Short exercise 1 | Summarize the passage about Squirrel Flower in two sentences.
Short exercise 2 | In the rows, take the lines between the one holding "lat-tick-label: 28 0' [14,518,40,532]" and the one holding "colorbar-c-label: 15C [960,752,982,766]", inclusive, and write them out again with "lon-tick-label" swapped for "longitude-tick-label", leaving everything else untouched.

Passage to read |
Squirrel Flower is the stage name of American musician Ella Williams.

Early life
Williams grew up in Arlington, Massachusetts. When Williams was a child, she gave herself the nickname Squirrel Flower. In 2014, she moved to Iowa.

History
After getting involved in the DIY scene in Boston as a teenager, Williams moved to Iowa. There, she wrote her first EP as Squirrel Flower and began setting up small tours for herself. This first EP, titled Early Winter Songs From Middle America, was self-released in 2015.

In 2016, Williams released her second EP titled Contact Sports on a St. Louis-based DIY tape label called It Takes Time.

Rows contained in a dataset:

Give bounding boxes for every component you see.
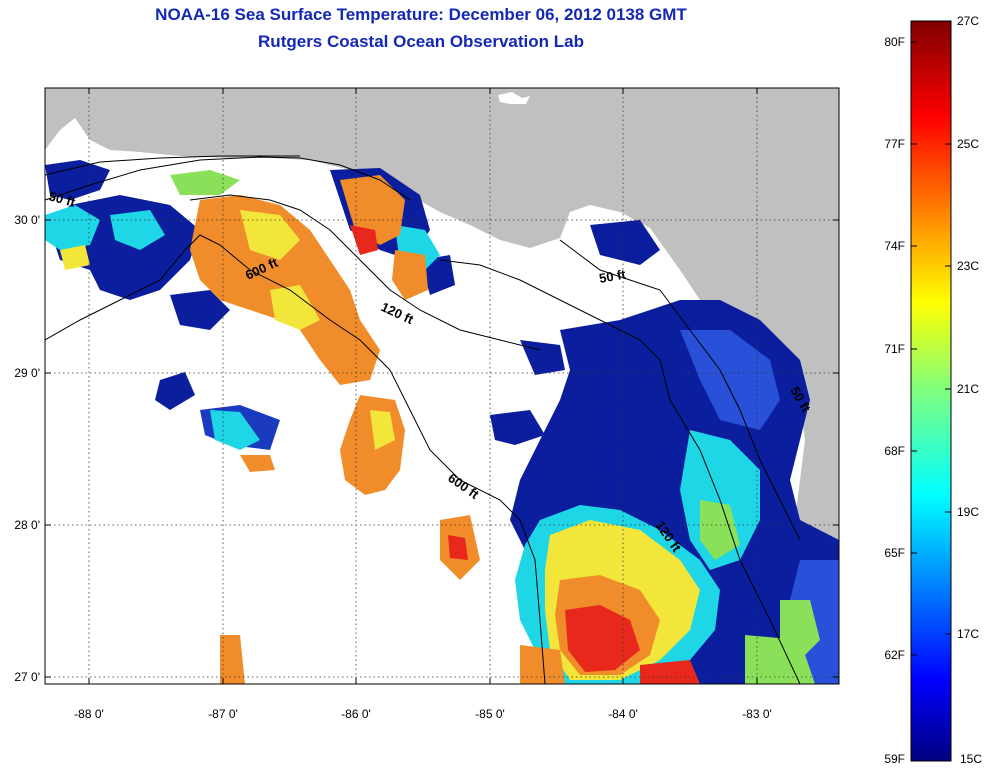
lat-tick-label: 28 0' [14,518,40,532]
colorbar-c-label: 25C [957,137,979,151]
colorbar-f-label: 59F [884,752,905,766]
colorbar-f-label: 71F [884,342,905,356]
lon-tick-label: -87 0' [208,707,238,721]
colorbar-f-label: 80F [884,35,905,49]
colorbar-c-label: 21C [957,382,979,396]
colorbar-c-label: 17C [957,627,979,641]
contour-label: 50 ft [598,266,628,286]
map-subtitle: Rutgers Coastal Ocean Observation Lab [258,32,584,51]
colorbar-f-label: 62F [884,648,905,662]
lon-tick-label: -85 0' [475,707,505,721]
lon-tick-label: -88 0' [74,707,104,721]
lon-tick-label: -83 0' [742,707,772,721]
lat-tick-label: 30 0' [14,213,40,227]
colorbar-c-label: 15C [960,752,982,766]
lat-tick-label: 29 0' [14,366,40,380]
colorbar-f-label: 77F [884,137,905,151]
lat-tick-label: 27 0' [14,670,40,684]
colorbar-f-label: 68F [884,444,905,458]
lon-tick-label: -86 0' [341,707,371,721]
colorbar-c-label: 23C [957,259,979,273]
colorbar-f-label: 65F [884,546,905,560]
map-title: NOAA-16 Sea Surface Temperature: Decembe… [155,5,687,24]
colorbar-f-label: 74F [884,239,905,253]
colorbar-c-label: 27C [957,14,979,28]
contour-label: 50 ft [47,188,77,210]
colorbar-c-label: 19C [957,505,979,519]
map-frame [44,87,840,685]
colorbar [911,21,951,761]
lon-tick-label: -84 0' [608,707,638,721]
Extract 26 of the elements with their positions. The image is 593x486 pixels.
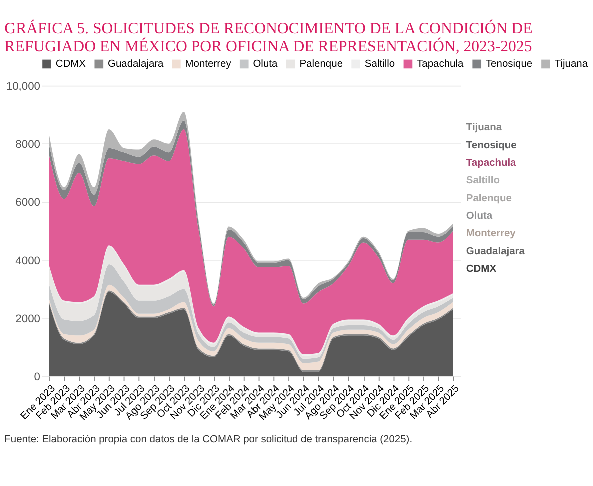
chart-title: GRÁFICA 5. SOLICITUDES DE RECONOCIMIENTO DE LA CONDICIÓN DE REFUGIADO EN MÉXICO POR OFICINA DE REPRESENTACIÓN, 2023-2025 [4,20,533,56]
legend-label: Oluta [253,59,278,70]
text: Monterrey [466,228,516,240]
text: Tapachula [466,158,516,169]
text: Palenque [466,193,512,204]
legend-label: Saltillo [364,59,396,70]
legend-label: Tapachula [417,59,464,70]
y-tick-label: 6000 [16,197,40,210]
y-tick-label: 4000 [16,255,40,268]
legend-label: Guadalajara [108,59,164,70]
legend-label: Tijuana [554,59,588,70]
text: Tijuana [466,122,502,134]
y-tick-label: 8000 [16,139,40,152]
text: Saltillo [466,176,500,187]
text: Oluta [466,211,493,222]
y-tick-label: 0 [34,372,40,384]
text: Guadalajara [466,246,525,258]
legend-label: CDMX [56,59,86,70]
source-note: Fuente: Elaboración propia con datos de la COMAR por solicitud de transparencia (2025). [4,434,413,446]
y-tick-label: 2000 [16,313,40,326]
text: Tenosique [466,140,517,152]
legend-label: Palenque [300,59,344,70]
text: CDMX [466,264,497,276]
y-tick-label: 10,000 [6,81,40,94]
legend-label: Tenosique [486,59,533,70]
legend-label: Monterrey [185,59,232,70]
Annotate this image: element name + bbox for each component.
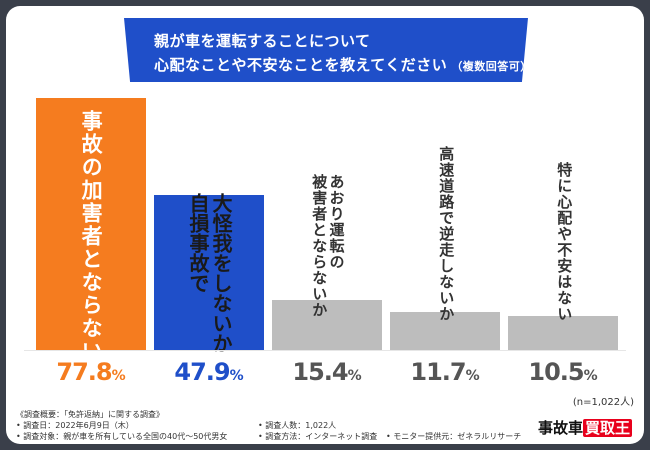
- value-number-4: 11.7: [410, 358, 466, 386]
- bar-4: [390, 312, 500, 350]
- value-label-4: 11.7%: [390, 358, 500, 386]
- title-line-2-text: 心配なことや不安なことを教えてください: [154, 56, 448, 74]
- footer-monitor: • モニター提供元：ゼネラルリサーチ: [386, 432, 522, 441]
- bar-label-4: 高速道路で逆走しないか: [437, 146, 456, 322]
- value-label-1: 77.8%: [36, 358, 146, 386]
- bar-2: [154, 195, 264, 350]
- bar-label-2-line-1: 大怪我をしないか: [209, 193, 233, 353]
- footer-middle: • 調査人数：1,022人 • 調査方法：インターネット調査: [258, 420, 377, 442]
- footer-count: • 調査人数：1,022人: [258, 421, 337, 430]
- value-label-2: 47.9%: [154, 358, 264, 386]
- footer-overview: 《調査概要：「免許返納」に関する調査》: [16, 410, 164, 419]
- card: 親が車を運転することについて 心配なことや不安なことを教えてください （複数回答可…: [6, 6, 644, 444]
- value-number-5: 10.5: [528, 358, 584, 386]
- bar-3: [272, 300, 382, 350]
- bar-5: [508, 316, 618, 350]
- title-banner: 親が車を運転することについて 心配なことや不安なことを教えてください （複数回答可…: [124, 18, 528, 82]
- title-line-2: 心配なことや不安なことを教えてください （複数回答可）: [154, 54, 532, 75]
- bar-label-1-line-1: 事故の加害者とならないか: [79, 110, 104, 386]
- sample-size: (n=1,022人): [572, 397, 634, 408]
- bar-label-5: 特に心配や不安はない: [555, 162, 574, 322]
- value-label-5: 10.5%: [508, 358, 618, 386]
- bar-label-2-line-2: 自損事故で: [186, 193, 210, 293]
- bar-1: [36, 98, 146, 350]
- value-unit-3: %: [347, 368, 362, 384]
- bar-chart: 事故の加害者とならないか 77.8% 大怪我をしないか 自損事故で 47.9% あおり運転…: [6, 6, 644, 444]
- bar-label-4-line-1: 高速道路で逆走しないか: [437, 146, 456, 322]
- value-number-3: 15.4: [292, 358, 348, 386]
- value-unit-5: %: [583, 368, 598, 384]
- footer-left: 《調査概要：「免許返納」に関する調査》 • 調査日：2022年6月9日（木） •…: [16, 409, 227, 442]
- logo-text: 事故車: [538, 419, 584, 437]
- bar-label-5-line-1: 特に心配や不安はない: [555, 162, 574, 322]
- footer-date: • 調査日：2022年6月9日（木）: [16, 421, 134, 430]
- bar-label-3-line-1: あおり運転の: [327, 174, 346, 270]
- bar-label-3: あおり運転の 被害者とならないか: [310, 174, 345, 318]
- value-unit-1: %: [111, 368, 126, 384]
- logo-highlight: 買取王: [583, 419, 633, 437]
- footer-target: • 調査対象：親が車を所有している全国の40代～50代男女: [16, 432, 228, 441]
- value-number-2: 47.9: [174, 358, 230, 386]
- bar-label-3-line-2: 被害者とならないか: [310, 174, 329, 318]
- value-label-3: 15.4%: [272, 358, 382, 386]
- footer-method: • 調査方法：インターネット調査: [258, 432, 378, 441]
- value-number-1: 77.8: [56, 358, 112, 386]
- bar-label-2: 大怪我をしないか 自損事故で: [186, 193, 233, 353]
- value-unit-4: %: [465, 368, 480, 384]
- value-unit-2: %: [229, 368, 244, 384]
- chart-baseline: [24, 350, 626, 351]
- brand-logo: 事故車 買取王: [538, 417, 633, 438]
- footer-right: • モニター提供元：ゼネラルリサーチ: [386, 431, 521, 442]
- bar-label-1: 事故の加害者とならないか: [79, 110, 103, 386]
- title-line-1: 親が車を運転することについて: [154, 32, 371, 50]
- title-note: （複数回答可）: [451, 60, 532, 73]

Worked solution 1 | Squirrel Flower is the stage name of American musician Ella Williams, who grew up in Arlington, Massachusetts, gave herself that nickname as a child, and moved to Iowa in 2014. In Iowa she wrote her first EP as Squirrel Flower, Early Winter Songs From Middle America, which she self-released in 2015, and in 2016 she released a second EP, Contact Sports, on the St. Louis-based DIY tape label It Takes Time.

Worked solution 2 |
lat-tick-label: 28 0' [14,518,40,532]
colorbar-c-label: 25C [957,137,979,151]
colorbar-f-label: 59F [884,752,905,766]
colorbar-f-label: 71F [884,342,905,356]
longitude-tick-label: -87 0' [208,707,238,721]
colorbar-f-label: 80F [884,35,905,49]
colorbar-c-label: 21C [957,382,979,396]
colorbar-c-label: 17C [957,627,979,641]
contour-label: 50 ft [598,266,628,286]
map-subtitle: Rutgers Coastal Ocean Observation Lab [258,32,584,51]
colorbar-f-label: 62F [884,648,905,662]
longitude-tick-label: -85 0' [475,707,505,721]
longitude-tick-label: -88 0' [74,707,104,721]
longitude-tick-label: -83 0' [742,707,772,721]
lat-tick-label: 30 0' [14,213,40,227]
colorbar-c-label: 15C [960,752,982,766]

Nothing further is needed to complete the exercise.